======== Given entries

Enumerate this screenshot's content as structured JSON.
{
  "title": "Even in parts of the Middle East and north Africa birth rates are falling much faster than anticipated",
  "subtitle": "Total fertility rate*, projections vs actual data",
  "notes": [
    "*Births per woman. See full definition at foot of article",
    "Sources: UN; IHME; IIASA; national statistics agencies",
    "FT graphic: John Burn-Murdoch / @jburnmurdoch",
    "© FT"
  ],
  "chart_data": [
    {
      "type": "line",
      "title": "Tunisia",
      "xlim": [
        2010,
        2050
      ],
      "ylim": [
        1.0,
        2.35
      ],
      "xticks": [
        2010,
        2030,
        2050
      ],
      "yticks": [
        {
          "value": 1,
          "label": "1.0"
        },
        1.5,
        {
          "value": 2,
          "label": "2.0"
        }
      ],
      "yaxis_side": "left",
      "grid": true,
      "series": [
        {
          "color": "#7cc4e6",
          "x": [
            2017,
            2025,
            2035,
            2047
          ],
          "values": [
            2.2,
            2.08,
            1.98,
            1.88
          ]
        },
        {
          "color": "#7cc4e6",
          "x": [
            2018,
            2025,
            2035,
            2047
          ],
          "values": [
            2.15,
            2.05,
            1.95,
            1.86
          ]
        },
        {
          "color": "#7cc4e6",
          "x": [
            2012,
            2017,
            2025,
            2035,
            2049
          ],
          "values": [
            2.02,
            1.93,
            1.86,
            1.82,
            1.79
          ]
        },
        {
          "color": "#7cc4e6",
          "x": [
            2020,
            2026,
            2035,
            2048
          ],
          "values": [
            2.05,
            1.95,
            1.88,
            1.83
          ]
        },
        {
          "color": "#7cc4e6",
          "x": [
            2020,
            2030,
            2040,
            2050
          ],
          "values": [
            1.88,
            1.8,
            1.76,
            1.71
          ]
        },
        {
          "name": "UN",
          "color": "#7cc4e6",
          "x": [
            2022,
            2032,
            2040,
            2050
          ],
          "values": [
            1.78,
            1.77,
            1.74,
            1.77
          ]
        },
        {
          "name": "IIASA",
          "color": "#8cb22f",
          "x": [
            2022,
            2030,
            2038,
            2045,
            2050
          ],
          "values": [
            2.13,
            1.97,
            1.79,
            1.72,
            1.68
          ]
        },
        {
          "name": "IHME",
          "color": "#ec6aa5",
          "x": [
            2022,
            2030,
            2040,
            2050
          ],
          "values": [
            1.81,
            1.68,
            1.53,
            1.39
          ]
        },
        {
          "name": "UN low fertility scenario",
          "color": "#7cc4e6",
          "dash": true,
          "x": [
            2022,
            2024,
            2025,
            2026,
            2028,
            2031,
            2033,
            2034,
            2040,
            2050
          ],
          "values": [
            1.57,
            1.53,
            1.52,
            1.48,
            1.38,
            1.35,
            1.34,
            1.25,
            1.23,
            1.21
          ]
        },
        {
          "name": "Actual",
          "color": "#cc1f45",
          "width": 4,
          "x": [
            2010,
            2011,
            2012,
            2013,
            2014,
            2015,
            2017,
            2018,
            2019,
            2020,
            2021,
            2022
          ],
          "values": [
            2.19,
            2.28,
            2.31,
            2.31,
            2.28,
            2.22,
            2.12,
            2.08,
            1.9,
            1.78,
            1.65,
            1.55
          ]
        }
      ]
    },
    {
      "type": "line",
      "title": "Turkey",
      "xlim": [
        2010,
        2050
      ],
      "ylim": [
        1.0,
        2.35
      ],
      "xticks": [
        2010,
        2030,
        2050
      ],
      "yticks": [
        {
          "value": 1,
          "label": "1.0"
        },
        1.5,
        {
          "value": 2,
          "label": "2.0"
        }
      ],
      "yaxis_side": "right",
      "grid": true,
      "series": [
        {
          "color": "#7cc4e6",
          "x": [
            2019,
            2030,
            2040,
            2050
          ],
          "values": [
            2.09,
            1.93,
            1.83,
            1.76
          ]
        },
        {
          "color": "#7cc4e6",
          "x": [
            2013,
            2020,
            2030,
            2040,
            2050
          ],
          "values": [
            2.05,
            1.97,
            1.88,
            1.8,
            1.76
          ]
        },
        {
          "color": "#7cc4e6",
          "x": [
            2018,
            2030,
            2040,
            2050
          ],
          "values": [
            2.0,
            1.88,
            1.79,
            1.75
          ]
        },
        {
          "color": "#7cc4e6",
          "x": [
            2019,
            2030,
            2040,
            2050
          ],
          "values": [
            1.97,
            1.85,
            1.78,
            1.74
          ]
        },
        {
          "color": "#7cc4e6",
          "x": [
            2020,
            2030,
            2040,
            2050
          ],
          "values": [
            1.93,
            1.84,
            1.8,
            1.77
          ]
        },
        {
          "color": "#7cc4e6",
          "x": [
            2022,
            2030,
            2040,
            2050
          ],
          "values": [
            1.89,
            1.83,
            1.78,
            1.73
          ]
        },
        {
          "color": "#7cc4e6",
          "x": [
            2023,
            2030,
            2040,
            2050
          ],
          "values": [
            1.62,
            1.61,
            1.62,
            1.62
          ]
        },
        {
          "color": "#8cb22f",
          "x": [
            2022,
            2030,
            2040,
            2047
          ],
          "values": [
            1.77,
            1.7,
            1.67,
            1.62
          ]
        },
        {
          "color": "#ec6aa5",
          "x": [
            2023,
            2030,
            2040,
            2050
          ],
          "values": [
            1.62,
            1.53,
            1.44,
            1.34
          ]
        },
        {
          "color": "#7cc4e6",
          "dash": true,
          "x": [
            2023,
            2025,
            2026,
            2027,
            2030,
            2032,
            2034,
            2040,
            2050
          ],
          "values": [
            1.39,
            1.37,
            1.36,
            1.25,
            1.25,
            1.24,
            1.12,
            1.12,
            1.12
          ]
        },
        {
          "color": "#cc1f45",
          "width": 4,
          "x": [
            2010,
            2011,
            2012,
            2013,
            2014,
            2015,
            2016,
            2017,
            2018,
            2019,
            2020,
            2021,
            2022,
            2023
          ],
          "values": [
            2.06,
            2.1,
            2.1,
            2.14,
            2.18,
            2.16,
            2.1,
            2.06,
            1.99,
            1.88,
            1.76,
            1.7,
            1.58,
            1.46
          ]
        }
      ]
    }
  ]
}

================

→ **What the task requires**
Quote each line of the listing above exactly.

→ **Answer in full**
Enumerate this screenshot's content as structured JSON.
{
  "title": "Even in parts of the Middle East and north Africa birth rates are falling much faster than anticipated",
  "subtitle": "Total fertility rate*, projections vs actual data",
  "notes": [
    "*Births per woman. See full definition at foot of article",
    "Sources: UN; IHME; IIASA; national statistics agencies",
    "FT graphic: John Burn-Murdoch / @jburnmurdoch",
    "© FT"
  ],
  "chart_data": [
    {
      "type": "line",
      "title": "Tunisia",
      "xlim": [
        2010,
        2050
      ],
      "ylim": [
        1.0,
        2.35
      ],
      "xticks": [
        2010,
        2030,
        2050
      ],
      "yticks": [
        {
          "value": 1,
          "label": "1.0"
        },
        1.5,
        {
          "value": 2,
          "label": "2.0"
        }
      ],
      "yaxis_side": "left",
      "grid": true,
      "series": [
        {
          "color": "#7cc4e6",
          "x": [
            2017,
            2025,
            2035,
            2047
          ],
          "values": [
            2.2,
            2.08,
            1.98,
            1.88
          ]
        },
        {
          "color": "#7cc4e6",
          "x": [
            2018,
            2025,
            2035,
            2047
          ],
          "values": [
            2.15,
            2.05,
            1.95,
            1.86
          ]
        },
        {
          "color": "#7cc4e6",
          "x": [
            2012,
            2017,
            2025,
            2035,
            2049
          ],
          "values": [
            2.02,
            1.93,
            1.86,
            1.82,
            1.79
          ]
        },
        {
          "color": "#7cc4e6",
          "x": [
            2020,
            2026,
            2035,
            2048
          ],
          "values": [
            2.05,
            1.95,
            1.88,
            1.83
          ]
        },
        {
          "color": "#7cc4e6",
          "x": [
            2020,
            2030,
            2040,
            2050
          ],
          "values": [
            1.88,
            1.8,
            1.76,
            1.71
          ]
        },
        {
          "name": "UN",
          "color": "#7cc4e6",
          "x": [
            2022,
            2032,
            2040,
            2050
          ],
          "values": [
            1.78,
            1.77,
            1.74,
            1.77
          ]
        },
        {
          "name": "IIASA",
          "color": "#8cb22f",
          "x": [
            2022,
            2030,
            2038,
            2045,
            2050
          ],
          "values": [
            2.13,
            1.97,
            1.79,
            1.72,
            1.68
          ]
        },
        {
          "name": "IHME",
          "color": "#ec6aa5",
          "x": [
            2022,
            2030,
            2040,
            2050
          ],
          "values": [
            1.81,
            1.68,
            1.53,
            1.39
          ]
        },
        {
          "name": "UN low fertility scenario",
          "color": "#7cc4e6",
          "dash": true,
          "x": [
            2022,
            2024,
            2025,
            2026,
            2028,
            2031,
            2033,
            2034,
            2040,
            2050
          ],
          "values": [
            1.57,
            1.53,
            1.52,
            1.48,
            1.38,
            1.35,
            1.34,
            1.25,
            1.23,
            1.21
          ]
        },
        {
          "name": "Actual",
          "color": "#cc1f45",
          "width": 4,
          "x": [
            2010,
            2011,
            2012,
            2013,
            2014,
            2015,
            2017,
            2018,
            2019,
            2020,
            2021,
            2022
          ],
          "values": [
            2.19,
            2.28,
            2.31,
            2.31,
            2.28,
            2.22,
            2.12,
            2.08,
            1.9,
            1.78,
            1.65,
            1.55
          ]
        }
      ]
    },
    {
      "type": "line",
      "title": "Turkey",
      "xlim": [
        2010,
        2050
      ],
      "ylim": [
        1.0,
        2.35
      ],
      "xticks": [
        2010,
        2030,
        2050
      ],
      "yticks": [
        {
          "value": 1,
          "label": "1.0"
        },
        1.5,
        {
          "value": 2,
          "label": "2.0"
        }
      ],
      "yaxis_side": "right",
      "grid": true,
      "series": [
        {
          "color": "#7cc4e6",
          "x": [
            2019,
            2030,
            2040,
            2050
          ],
          "values": [
            2.09,
            1.93,
            1.83,
            1.76
          ]
        },
        {
          "color": "#7cc4e6",
          "x": [
            2013,
            2020,
            2030,
            2040,
            2050
          ],
          "values": [
            2.05,
            1.97,
            1.88,
            1.8,
            1.76
          ]
        },
        {
          "color": "#7cc4e6",
          "x": [
            2018,
            2030,
            2040,
            2050
          ],
          "values": [
            2.0,
            1.88,
            1.79,
            1.75
          ]
        },
        {
          "color": "#7cc4e6",
          "x": [
            2019,
            2030,
            2040,
            2050
          ],
          "values": [
            1.97,
            1.85,
            1.78,
            1.74
          ]
        },
        {
          "color": "#7cc4e6",
          "x": [
            2020,
            2030,
            2040,
            2050
          ],
          "values": [
            1.93,
            1.84,
            1.8,
            1.77
          ]
        },
        {
          "color": "#7cc4e6",
          "x": [
            2022,
            2030,
            2040,
            2050
          ],
          "values": [
            1.89,
            1.83,
            1.78,
            1.73
          ]
        },
        {
          "color": "#7cc4e6",
          "x": [
            2023,
            2030,
            2040,
            2050
          ],
          "values": [
            1.62,
            1.61,
            1.62,
            1.62
          ]
        },
        {
          "color": "#8cb22f",
          "x": [
            2022,
            2030,
            2040,
            2047
          ],
          "values": [
            1.77,
            1.7,
            1.67,
            1.62
          ]
        },
        {
          "color": "#ec6aa5",
          "x": [
            2023,
            2030,
            2040,
            2050
          ],
          "values": [
            1.62,
            1.53,
            1.44,
            1.34
          ]
        },
        {
          "color": "#7cc4e6",
          "dash": true,
          "x": [
            2023,
            2025,
            2026,
            2027,
            2030,
            2032,
            2034,
            2040,
            2050
          ],
          "values": [
            1.39,
            1.37,
            1.36,
            1.25,
            1.25,
            1.24,
            1.12,
            1.12,
            1.12
          ]
        },
        {
          "color": "#cc1f45",
          "width": 4,
          "x": [
            2010,
            2011,
            2012,
            2013,
            2014,
            2015,
            2016,
            2017,
            2018,
            2019,
            2020,
            2021,
            2022,
            2023
          ],
          "values": [
            2.06,
            2.1,
            2.1,
            2.14,
            2.18,
            2.16,
            2.1,
            2.06,
            1.99,
            1.88,
            1.76,
            1.7,
            1.58,
            1.46
          ]
        }
      ]
    }
  ]
}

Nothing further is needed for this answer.